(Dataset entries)
----------
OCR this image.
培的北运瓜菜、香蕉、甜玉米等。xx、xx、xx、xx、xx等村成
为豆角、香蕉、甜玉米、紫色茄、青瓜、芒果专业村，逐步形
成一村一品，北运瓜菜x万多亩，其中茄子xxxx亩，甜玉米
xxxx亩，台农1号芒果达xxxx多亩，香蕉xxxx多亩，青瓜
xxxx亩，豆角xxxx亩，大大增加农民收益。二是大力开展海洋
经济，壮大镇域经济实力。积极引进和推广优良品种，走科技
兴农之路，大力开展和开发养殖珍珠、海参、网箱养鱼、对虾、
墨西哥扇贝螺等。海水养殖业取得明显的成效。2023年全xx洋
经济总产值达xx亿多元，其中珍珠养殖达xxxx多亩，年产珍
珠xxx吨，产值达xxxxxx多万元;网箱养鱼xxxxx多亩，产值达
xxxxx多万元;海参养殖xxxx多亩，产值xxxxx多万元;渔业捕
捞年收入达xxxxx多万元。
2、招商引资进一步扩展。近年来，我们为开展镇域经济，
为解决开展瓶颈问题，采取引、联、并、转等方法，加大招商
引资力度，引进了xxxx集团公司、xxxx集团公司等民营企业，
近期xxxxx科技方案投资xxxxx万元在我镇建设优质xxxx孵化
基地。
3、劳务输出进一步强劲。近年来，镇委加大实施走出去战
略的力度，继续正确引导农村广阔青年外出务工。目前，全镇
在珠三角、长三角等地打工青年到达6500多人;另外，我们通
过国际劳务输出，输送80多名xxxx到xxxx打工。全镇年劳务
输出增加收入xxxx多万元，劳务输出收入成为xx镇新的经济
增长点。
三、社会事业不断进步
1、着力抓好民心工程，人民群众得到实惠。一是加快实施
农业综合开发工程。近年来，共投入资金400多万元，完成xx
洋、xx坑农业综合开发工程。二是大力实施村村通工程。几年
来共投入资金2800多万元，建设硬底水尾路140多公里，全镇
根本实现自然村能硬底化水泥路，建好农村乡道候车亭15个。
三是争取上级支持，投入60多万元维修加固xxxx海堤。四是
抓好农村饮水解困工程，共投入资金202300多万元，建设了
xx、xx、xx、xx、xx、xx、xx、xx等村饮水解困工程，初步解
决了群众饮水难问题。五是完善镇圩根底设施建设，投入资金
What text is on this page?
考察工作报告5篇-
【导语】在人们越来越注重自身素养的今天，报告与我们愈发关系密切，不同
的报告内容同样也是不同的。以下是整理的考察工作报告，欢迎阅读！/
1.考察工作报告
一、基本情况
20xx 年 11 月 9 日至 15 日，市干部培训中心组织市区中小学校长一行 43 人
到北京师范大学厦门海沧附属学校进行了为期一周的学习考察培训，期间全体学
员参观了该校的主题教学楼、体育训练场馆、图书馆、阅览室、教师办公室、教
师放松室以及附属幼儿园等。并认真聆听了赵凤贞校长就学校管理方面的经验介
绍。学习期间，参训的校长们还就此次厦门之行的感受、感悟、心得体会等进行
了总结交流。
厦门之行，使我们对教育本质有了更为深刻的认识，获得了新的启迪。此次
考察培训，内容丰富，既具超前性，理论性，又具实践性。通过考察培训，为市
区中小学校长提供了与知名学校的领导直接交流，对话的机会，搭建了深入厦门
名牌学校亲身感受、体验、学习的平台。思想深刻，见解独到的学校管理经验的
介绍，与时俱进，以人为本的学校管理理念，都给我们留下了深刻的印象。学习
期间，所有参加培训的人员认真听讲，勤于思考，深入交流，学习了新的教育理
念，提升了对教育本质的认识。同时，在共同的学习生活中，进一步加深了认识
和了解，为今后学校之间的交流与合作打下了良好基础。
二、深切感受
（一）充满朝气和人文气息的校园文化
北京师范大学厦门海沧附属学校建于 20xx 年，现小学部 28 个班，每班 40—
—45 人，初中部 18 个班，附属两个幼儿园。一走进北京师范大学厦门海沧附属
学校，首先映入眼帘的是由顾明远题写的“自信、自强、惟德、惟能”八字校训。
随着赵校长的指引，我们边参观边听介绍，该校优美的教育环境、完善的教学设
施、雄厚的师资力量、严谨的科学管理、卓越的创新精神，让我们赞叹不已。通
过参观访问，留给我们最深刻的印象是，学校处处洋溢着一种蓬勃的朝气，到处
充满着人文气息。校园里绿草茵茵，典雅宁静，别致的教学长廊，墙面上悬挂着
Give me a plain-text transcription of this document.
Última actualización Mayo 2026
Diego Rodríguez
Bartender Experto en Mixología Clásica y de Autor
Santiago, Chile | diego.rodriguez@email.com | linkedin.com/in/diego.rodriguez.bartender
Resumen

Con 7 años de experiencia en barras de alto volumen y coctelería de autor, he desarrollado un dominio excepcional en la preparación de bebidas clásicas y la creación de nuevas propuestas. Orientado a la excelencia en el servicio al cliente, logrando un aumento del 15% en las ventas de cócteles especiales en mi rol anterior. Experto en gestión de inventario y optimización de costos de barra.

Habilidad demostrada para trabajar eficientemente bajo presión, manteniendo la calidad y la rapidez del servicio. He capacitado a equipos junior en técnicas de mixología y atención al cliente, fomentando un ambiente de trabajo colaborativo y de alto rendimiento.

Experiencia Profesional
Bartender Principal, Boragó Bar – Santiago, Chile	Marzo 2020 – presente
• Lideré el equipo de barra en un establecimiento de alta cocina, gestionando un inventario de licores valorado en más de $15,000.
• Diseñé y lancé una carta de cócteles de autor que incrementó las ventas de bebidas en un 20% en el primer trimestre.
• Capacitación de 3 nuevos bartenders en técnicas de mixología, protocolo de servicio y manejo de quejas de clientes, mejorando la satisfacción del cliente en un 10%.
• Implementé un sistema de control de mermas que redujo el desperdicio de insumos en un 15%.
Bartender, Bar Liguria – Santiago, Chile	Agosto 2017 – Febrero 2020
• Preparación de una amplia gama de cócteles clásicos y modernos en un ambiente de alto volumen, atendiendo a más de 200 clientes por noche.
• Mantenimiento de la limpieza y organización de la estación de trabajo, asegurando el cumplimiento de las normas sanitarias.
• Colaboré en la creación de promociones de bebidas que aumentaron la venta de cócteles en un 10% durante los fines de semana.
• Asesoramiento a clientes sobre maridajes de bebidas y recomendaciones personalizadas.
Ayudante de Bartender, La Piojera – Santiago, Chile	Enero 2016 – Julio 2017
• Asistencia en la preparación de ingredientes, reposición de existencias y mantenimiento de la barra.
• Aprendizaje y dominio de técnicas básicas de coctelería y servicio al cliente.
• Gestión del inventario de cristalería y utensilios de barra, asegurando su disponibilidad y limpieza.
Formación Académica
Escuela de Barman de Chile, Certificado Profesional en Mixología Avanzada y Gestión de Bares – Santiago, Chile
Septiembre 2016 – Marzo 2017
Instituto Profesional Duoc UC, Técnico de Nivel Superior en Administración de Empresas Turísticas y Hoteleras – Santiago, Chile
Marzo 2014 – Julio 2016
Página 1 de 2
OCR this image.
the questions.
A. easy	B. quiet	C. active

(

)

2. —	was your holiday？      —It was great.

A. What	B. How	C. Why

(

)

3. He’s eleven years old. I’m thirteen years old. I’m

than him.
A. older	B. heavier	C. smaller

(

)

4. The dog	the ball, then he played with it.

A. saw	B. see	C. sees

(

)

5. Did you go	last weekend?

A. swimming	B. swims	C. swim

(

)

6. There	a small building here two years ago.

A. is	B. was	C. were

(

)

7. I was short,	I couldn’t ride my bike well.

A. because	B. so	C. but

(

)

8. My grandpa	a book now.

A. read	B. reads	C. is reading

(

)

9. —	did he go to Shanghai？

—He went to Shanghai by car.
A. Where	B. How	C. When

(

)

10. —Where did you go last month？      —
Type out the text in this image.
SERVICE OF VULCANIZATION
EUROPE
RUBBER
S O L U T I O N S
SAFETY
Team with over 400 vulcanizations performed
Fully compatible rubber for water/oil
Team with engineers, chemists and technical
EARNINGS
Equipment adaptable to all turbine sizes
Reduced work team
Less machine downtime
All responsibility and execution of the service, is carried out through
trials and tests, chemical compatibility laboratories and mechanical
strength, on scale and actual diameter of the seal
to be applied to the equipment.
----------
# [EXERCISE DESCRIPTION]
Some lines of the records may hold the word "limpieza". How many do? Answer with a number and nothing else.

# [WRITTEN SOLUTION]
2